Task input
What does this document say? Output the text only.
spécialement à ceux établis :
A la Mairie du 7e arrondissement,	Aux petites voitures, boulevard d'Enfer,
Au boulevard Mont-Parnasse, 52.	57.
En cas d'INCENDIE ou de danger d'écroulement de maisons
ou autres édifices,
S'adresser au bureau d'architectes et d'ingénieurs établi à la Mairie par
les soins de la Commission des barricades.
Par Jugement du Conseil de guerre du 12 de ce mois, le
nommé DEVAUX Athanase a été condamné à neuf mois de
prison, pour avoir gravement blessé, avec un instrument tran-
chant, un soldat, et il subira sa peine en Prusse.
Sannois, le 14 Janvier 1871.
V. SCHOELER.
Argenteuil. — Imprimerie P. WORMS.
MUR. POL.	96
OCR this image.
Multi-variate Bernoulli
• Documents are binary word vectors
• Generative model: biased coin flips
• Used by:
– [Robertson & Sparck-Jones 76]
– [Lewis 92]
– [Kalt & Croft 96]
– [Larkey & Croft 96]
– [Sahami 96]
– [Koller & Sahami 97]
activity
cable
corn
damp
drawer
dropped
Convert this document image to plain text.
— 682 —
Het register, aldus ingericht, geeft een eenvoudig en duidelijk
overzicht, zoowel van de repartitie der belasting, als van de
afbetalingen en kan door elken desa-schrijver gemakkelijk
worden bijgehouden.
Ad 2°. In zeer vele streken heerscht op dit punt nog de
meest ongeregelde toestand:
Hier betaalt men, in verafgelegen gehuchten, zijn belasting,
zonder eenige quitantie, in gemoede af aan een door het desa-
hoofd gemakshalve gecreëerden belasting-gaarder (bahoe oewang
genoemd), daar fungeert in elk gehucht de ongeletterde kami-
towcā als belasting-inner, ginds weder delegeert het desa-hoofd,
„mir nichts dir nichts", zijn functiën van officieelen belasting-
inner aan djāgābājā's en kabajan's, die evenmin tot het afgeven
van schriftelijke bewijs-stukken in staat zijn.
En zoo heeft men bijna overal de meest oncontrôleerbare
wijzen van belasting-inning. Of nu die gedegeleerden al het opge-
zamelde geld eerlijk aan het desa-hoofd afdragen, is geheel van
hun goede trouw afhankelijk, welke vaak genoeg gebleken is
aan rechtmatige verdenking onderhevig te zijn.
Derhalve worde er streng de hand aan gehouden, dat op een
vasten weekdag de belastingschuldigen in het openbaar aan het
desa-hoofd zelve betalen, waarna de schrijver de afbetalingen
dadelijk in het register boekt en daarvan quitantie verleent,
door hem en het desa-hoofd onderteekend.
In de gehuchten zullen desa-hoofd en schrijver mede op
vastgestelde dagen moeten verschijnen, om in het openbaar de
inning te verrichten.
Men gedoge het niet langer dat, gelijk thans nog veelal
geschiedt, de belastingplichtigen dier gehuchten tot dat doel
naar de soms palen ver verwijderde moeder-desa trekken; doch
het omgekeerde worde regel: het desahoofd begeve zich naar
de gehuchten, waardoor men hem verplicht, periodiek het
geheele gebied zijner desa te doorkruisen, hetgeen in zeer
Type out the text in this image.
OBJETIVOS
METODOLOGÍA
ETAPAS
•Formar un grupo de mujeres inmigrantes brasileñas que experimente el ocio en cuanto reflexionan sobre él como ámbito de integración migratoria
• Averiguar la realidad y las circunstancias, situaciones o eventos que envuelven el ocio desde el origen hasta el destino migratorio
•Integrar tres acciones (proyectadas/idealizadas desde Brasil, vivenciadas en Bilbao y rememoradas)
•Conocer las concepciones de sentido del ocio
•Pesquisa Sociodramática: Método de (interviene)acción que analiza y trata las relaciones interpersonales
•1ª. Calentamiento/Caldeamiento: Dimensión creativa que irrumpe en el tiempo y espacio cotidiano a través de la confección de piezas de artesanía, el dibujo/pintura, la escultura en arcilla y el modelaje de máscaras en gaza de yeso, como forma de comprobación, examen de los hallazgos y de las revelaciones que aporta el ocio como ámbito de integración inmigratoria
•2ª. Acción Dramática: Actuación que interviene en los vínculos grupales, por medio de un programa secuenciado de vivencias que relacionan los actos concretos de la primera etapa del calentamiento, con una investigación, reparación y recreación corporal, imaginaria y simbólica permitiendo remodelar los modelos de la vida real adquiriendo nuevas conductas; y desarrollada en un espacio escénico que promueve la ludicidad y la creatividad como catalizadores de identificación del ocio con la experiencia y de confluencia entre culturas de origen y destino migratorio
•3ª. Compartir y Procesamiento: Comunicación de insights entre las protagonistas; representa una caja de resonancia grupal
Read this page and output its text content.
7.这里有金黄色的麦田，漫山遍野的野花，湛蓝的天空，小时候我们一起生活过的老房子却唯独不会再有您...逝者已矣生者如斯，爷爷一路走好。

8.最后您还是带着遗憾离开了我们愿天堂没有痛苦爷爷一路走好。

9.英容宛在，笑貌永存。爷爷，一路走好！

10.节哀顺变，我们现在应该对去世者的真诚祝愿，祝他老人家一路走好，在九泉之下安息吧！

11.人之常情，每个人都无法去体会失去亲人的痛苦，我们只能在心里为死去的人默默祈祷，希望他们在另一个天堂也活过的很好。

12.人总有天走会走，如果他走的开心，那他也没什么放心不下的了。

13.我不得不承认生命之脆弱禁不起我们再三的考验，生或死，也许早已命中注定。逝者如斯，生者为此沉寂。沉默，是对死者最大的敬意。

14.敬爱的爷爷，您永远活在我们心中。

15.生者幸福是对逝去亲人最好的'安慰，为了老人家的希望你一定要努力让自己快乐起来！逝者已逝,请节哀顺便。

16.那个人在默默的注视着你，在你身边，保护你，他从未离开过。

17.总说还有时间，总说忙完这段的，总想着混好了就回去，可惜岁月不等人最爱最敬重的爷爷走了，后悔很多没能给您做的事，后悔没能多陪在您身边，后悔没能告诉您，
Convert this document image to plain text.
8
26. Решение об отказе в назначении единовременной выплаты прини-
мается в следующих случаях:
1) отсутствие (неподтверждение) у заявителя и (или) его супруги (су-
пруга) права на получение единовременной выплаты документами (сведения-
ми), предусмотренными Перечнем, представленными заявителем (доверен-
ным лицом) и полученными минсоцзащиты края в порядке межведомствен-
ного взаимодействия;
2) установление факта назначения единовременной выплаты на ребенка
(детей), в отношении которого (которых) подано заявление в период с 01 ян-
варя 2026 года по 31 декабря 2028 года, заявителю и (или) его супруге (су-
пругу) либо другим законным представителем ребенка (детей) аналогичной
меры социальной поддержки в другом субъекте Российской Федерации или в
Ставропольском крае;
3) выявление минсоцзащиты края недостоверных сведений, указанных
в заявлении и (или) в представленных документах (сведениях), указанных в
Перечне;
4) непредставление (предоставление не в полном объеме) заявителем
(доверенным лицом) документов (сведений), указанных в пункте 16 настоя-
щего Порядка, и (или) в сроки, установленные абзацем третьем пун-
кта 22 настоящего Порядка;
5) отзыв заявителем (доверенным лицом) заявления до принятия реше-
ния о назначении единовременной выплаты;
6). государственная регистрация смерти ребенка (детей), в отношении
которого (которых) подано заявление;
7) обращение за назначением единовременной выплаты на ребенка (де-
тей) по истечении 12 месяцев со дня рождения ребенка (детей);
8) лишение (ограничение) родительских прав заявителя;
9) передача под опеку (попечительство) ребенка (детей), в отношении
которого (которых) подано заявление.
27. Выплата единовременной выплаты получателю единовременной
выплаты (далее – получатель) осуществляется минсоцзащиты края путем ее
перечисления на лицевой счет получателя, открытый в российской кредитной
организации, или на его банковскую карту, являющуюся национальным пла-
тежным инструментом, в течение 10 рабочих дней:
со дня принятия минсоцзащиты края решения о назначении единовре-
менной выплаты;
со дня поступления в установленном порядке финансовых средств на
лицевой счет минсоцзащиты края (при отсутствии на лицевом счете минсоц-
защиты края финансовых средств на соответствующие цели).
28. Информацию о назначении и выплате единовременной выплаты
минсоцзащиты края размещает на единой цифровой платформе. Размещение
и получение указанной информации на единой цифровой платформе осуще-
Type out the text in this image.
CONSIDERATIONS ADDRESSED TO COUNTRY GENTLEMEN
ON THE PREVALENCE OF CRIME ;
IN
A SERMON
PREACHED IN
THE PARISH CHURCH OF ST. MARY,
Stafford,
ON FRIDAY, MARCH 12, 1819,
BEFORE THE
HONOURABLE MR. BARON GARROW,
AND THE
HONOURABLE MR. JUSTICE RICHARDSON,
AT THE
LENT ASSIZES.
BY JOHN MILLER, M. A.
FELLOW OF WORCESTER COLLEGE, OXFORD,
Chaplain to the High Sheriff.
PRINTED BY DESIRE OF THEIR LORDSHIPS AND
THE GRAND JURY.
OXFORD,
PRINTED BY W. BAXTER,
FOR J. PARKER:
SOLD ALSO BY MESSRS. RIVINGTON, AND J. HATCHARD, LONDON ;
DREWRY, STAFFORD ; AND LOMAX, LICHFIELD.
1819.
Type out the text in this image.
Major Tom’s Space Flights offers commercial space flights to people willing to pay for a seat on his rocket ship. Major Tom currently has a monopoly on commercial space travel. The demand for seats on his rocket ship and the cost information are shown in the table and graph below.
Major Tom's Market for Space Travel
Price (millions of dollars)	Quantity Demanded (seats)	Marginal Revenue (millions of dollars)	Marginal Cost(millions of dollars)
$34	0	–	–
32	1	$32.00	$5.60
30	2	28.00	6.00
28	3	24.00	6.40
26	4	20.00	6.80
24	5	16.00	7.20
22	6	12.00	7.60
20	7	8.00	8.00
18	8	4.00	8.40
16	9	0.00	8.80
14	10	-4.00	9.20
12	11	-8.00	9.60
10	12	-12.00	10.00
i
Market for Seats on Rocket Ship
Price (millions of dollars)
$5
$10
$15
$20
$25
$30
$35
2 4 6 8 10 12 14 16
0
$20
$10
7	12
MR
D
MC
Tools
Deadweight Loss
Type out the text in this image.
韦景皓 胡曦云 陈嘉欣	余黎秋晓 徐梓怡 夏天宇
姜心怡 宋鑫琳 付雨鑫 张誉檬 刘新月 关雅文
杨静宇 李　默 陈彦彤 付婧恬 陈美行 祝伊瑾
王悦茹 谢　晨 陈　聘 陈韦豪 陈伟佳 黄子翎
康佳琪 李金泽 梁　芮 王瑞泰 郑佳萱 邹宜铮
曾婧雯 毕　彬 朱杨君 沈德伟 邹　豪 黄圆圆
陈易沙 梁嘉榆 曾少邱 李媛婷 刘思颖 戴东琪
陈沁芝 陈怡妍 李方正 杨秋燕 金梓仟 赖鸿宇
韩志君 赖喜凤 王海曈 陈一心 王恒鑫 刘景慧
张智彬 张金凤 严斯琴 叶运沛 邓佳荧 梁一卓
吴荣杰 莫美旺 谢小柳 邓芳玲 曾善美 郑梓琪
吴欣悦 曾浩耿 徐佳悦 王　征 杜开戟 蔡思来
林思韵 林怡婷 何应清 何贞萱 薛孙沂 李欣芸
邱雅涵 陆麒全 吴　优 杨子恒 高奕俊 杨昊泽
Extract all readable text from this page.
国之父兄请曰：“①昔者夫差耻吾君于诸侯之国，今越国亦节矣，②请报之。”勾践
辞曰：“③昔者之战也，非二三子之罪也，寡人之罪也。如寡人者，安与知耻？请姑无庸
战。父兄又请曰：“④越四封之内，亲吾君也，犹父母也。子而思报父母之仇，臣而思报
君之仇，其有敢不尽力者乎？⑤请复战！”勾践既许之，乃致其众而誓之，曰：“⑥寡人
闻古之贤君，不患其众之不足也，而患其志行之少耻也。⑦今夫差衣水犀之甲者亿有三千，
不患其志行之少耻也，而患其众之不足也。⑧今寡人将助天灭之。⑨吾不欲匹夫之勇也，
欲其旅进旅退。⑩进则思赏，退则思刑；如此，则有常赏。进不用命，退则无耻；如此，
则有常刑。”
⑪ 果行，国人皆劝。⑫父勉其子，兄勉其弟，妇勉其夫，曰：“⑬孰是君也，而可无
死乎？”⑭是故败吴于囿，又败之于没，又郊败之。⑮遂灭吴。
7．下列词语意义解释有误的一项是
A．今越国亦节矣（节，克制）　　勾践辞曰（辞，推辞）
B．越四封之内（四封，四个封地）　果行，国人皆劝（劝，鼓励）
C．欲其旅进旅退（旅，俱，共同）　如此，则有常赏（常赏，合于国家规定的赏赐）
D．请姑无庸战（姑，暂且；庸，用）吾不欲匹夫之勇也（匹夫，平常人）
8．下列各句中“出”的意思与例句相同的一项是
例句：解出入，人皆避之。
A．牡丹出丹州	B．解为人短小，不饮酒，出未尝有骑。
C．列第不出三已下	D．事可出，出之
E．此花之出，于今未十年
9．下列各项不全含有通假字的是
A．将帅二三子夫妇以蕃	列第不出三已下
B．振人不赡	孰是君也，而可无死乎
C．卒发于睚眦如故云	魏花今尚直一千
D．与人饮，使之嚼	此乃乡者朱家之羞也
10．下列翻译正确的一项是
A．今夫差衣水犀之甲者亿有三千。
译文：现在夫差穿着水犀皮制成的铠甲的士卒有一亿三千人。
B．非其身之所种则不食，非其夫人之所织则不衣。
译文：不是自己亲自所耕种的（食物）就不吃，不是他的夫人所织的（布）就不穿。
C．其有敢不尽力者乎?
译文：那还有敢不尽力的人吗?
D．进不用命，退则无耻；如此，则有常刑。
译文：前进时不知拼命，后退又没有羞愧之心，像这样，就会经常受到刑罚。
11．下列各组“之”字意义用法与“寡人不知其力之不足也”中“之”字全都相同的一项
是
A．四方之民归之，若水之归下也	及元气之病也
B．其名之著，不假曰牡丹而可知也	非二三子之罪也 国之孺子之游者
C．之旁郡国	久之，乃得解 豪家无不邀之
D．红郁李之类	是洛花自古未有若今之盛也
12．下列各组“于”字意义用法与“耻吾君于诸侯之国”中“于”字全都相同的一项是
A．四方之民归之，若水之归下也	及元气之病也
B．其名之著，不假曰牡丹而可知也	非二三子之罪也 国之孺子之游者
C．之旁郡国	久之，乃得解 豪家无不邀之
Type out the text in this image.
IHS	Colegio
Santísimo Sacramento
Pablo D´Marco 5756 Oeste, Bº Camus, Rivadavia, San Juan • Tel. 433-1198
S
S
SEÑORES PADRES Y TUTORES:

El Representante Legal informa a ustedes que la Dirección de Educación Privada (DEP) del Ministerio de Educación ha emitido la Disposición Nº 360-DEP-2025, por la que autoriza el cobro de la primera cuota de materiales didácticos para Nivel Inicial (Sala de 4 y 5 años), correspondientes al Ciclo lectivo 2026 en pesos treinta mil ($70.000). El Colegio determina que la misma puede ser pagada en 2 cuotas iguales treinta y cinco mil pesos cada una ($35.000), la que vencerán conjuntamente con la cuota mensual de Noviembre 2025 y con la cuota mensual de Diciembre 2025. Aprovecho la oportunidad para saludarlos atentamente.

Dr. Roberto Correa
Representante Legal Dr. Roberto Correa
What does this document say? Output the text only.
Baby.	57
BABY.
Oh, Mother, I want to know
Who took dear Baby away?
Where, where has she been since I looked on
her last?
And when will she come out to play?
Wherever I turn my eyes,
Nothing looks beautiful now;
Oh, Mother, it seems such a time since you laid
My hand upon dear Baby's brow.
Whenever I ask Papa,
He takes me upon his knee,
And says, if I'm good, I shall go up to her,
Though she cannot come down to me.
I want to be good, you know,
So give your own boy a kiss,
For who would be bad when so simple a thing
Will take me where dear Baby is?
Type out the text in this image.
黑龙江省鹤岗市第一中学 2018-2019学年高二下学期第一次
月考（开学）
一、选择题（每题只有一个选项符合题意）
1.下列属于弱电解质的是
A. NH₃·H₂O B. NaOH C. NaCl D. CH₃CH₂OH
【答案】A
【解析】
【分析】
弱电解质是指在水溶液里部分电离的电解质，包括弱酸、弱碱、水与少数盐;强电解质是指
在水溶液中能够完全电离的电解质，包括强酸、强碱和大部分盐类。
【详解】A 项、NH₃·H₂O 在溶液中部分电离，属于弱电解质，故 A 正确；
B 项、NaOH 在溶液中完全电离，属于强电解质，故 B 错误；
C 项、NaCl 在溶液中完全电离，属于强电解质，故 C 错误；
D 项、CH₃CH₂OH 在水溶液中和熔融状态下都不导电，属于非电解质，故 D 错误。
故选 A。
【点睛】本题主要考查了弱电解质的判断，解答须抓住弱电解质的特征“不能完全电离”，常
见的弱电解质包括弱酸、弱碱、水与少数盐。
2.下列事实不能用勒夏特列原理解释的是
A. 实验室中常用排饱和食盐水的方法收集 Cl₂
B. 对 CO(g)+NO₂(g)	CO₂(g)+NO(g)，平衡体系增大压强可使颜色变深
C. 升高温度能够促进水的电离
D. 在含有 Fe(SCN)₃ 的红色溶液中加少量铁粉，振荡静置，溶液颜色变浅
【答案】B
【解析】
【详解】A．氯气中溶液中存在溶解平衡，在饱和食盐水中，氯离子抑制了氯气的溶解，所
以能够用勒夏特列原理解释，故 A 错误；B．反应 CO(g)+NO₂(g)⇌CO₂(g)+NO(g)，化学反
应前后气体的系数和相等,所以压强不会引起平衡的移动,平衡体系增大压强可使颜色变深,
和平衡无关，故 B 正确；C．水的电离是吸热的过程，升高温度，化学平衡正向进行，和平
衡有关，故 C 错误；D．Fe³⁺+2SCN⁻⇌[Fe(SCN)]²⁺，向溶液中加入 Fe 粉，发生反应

Exercise directions
For each line in the data above that contains the string "ребенка", extract the line.

Solution to this task
2) установление факта назначения единовременной выплаты на ребенка
пругу) либо другим законным представителем ребенка (детей) аналогичной
6). государственная регистрация смерти ребенка (детей), в отношении
7) обращение за назначением единовременной выплаты на ребенка (де-
тей) по истечении 12 месяцев со дня рождения ребенка (детей);
9) передача под опеку (попечительство) ребенка (детей), в отношении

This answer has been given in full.